*EXERCISE OBJECTIVE:* Take every line from the listing below that includes "classifier" and copy it.

--- begin ---

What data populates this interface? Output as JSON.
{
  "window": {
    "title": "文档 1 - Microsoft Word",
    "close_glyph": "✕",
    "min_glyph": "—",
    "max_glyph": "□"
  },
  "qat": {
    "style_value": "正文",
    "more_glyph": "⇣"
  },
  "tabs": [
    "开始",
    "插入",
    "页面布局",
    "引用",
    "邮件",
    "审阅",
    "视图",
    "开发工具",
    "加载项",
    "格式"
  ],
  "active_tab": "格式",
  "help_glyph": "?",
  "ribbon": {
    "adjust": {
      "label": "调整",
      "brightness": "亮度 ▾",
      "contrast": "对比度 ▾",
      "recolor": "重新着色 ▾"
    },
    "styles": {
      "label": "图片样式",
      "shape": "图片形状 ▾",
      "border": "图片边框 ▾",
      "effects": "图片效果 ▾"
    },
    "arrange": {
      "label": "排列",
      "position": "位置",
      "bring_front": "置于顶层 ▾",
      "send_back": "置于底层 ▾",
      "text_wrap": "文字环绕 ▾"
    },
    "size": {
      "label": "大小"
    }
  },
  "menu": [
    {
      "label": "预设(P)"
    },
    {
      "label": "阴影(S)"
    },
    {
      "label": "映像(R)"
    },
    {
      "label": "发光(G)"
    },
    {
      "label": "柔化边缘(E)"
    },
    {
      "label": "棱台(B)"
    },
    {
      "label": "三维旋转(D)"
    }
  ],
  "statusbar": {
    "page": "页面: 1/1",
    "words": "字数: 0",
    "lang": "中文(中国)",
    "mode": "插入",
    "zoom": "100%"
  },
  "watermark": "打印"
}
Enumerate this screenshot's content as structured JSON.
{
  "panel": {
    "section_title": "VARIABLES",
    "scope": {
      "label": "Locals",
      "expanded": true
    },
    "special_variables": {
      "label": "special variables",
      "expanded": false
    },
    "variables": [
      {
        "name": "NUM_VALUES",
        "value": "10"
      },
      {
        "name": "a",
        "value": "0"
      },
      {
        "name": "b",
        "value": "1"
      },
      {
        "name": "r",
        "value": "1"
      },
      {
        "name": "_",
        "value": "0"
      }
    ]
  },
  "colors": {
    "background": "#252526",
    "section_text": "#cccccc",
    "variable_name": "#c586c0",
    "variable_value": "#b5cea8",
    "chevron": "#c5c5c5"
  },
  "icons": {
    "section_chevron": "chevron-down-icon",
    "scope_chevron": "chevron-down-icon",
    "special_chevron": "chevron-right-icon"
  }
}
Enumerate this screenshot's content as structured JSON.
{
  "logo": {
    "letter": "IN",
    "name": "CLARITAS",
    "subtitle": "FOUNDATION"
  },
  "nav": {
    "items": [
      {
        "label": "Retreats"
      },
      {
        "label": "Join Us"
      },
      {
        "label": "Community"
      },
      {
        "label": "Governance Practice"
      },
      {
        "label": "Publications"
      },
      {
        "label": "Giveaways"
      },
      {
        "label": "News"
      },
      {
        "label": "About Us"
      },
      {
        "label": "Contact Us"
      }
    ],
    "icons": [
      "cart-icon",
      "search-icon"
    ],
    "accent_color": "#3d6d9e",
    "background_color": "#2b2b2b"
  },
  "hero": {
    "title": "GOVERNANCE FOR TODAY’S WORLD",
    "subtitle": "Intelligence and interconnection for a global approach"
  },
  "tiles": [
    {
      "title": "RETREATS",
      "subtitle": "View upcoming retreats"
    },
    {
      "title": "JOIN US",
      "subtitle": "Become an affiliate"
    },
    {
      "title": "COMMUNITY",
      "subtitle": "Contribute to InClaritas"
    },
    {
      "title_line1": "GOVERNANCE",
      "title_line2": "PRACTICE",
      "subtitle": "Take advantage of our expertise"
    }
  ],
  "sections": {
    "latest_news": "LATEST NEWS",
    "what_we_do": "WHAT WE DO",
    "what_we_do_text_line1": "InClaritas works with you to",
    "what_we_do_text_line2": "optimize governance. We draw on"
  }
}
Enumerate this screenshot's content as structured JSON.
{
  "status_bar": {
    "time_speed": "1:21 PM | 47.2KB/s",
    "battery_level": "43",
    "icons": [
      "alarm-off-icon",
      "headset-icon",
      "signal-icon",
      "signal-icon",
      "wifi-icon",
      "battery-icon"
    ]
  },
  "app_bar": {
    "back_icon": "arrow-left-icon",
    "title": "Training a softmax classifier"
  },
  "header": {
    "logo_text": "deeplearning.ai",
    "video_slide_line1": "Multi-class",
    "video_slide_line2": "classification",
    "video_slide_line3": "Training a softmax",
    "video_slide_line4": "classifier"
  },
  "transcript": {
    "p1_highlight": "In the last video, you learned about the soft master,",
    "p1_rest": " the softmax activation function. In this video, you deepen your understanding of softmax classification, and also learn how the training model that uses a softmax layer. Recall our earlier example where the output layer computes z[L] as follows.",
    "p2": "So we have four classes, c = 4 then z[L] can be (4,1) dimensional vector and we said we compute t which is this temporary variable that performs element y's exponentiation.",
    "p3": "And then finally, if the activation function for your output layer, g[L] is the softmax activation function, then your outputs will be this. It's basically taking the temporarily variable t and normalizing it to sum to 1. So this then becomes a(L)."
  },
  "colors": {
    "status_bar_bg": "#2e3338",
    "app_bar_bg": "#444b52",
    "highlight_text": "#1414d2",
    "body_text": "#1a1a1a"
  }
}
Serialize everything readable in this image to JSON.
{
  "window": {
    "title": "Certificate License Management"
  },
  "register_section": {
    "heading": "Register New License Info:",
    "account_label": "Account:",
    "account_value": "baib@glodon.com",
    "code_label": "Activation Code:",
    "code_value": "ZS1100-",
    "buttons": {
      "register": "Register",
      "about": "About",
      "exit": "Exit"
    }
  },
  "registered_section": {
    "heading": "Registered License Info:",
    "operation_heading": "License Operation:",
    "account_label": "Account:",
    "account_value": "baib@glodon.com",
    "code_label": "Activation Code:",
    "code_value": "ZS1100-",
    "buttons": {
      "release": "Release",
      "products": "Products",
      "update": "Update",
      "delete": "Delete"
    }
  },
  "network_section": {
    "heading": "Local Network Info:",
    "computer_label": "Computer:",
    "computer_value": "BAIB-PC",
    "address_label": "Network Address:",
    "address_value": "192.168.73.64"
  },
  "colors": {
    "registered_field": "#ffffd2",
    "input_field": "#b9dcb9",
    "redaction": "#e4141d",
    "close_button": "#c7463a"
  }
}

--- end ---

*RESULT:*
    "title": "Training a softmax classifier"
    "video_slide_line4": "classifier"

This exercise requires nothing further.